━━ The data

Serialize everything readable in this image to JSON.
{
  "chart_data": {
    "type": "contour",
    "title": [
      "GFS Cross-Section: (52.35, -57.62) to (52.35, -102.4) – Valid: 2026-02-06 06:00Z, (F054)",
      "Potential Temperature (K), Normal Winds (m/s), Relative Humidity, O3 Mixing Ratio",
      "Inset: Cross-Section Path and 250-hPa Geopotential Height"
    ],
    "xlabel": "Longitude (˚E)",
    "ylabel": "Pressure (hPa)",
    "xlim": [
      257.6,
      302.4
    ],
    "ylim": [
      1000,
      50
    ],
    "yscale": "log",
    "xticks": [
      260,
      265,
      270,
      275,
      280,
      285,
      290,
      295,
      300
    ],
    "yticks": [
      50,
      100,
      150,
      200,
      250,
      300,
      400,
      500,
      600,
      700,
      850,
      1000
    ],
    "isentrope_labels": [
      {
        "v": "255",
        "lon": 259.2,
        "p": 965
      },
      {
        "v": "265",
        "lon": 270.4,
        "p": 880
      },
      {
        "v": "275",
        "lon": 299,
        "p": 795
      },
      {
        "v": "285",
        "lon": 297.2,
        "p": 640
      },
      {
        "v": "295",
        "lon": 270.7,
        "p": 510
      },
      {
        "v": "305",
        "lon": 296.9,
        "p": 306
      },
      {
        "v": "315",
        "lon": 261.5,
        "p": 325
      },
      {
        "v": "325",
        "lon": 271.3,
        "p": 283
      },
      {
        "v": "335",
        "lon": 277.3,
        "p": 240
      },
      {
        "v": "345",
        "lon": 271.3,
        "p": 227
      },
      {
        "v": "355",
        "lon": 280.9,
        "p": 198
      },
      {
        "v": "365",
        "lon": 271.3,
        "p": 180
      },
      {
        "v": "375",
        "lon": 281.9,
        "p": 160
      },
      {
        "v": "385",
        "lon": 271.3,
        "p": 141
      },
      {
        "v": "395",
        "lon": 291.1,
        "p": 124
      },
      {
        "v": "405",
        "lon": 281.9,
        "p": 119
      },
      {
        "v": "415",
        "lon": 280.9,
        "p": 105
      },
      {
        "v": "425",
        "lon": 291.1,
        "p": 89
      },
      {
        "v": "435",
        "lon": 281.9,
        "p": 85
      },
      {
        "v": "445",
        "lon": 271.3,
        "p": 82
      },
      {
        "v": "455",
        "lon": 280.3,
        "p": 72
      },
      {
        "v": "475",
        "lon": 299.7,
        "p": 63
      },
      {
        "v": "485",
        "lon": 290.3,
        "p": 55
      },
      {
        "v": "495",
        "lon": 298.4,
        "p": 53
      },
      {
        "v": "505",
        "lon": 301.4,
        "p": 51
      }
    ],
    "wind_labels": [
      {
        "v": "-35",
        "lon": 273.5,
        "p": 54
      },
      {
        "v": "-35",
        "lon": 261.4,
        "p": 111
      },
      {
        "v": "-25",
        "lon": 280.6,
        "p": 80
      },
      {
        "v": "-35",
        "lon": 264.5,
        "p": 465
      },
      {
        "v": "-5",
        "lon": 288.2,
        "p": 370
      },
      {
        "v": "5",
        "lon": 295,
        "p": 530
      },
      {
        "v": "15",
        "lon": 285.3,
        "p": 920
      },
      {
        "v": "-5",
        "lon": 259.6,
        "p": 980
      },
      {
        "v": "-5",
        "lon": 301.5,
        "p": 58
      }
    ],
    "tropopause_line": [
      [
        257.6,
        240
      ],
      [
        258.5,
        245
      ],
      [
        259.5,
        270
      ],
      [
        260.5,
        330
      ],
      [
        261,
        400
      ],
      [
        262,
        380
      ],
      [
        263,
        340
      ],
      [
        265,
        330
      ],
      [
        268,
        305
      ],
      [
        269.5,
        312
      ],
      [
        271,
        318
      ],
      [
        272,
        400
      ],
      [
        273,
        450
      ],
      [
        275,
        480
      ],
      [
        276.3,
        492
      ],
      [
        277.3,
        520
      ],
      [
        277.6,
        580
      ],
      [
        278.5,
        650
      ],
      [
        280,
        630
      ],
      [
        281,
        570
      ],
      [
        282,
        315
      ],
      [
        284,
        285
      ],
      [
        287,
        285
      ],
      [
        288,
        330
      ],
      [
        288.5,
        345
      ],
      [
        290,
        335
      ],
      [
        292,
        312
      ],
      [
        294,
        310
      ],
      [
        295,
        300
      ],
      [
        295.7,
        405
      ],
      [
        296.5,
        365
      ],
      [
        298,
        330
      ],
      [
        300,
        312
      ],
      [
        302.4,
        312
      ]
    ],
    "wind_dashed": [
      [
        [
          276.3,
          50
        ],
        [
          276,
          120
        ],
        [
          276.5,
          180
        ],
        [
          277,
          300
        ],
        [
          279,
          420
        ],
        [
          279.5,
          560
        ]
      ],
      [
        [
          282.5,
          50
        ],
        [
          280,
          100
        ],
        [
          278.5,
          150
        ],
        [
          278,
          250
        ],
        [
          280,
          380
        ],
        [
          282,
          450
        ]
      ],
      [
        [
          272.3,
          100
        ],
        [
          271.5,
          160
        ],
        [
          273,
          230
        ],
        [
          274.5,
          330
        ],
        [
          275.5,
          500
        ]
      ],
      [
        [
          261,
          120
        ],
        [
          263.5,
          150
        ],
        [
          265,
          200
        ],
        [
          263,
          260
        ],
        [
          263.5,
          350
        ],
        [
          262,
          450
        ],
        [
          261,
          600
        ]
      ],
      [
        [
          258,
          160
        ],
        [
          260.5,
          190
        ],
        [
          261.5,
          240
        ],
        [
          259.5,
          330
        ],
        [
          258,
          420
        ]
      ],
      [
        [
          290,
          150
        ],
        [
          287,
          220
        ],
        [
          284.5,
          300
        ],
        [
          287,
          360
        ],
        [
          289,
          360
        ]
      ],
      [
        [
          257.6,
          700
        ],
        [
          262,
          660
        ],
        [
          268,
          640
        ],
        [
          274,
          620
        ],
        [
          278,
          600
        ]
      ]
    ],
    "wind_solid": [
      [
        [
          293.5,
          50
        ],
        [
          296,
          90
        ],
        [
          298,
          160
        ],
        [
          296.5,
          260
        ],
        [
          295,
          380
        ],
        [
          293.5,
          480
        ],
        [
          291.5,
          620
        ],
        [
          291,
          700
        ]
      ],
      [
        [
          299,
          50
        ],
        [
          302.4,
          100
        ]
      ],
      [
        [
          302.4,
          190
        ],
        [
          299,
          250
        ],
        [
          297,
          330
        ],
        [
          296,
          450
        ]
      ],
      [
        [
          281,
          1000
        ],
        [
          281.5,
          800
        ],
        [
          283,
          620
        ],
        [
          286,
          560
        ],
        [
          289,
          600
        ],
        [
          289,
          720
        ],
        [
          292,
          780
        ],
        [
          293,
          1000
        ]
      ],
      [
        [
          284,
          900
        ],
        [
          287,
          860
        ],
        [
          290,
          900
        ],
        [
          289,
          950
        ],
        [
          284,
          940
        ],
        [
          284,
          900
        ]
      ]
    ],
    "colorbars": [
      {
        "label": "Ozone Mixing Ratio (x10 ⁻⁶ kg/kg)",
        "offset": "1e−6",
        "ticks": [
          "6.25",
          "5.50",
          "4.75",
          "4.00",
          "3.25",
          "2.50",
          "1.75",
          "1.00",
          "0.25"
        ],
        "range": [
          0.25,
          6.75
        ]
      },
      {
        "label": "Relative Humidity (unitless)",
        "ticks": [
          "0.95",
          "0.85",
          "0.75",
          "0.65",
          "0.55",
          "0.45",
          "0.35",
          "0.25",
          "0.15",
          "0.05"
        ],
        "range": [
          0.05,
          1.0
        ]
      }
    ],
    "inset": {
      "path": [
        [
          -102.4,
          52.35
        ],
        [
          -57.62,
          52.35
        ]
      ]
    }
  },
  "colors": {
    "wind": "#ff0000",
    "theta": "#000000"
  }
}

━━━━

* [What to produce]
Pick each line holding the word "Relative" out of the listing.

* [Expected answer]
      "Potential Temperature (K), Normal Winds (m/s), Relative Humidity, O3 Mixing Ratio",
        "label": "Relative Humidity (unitless)",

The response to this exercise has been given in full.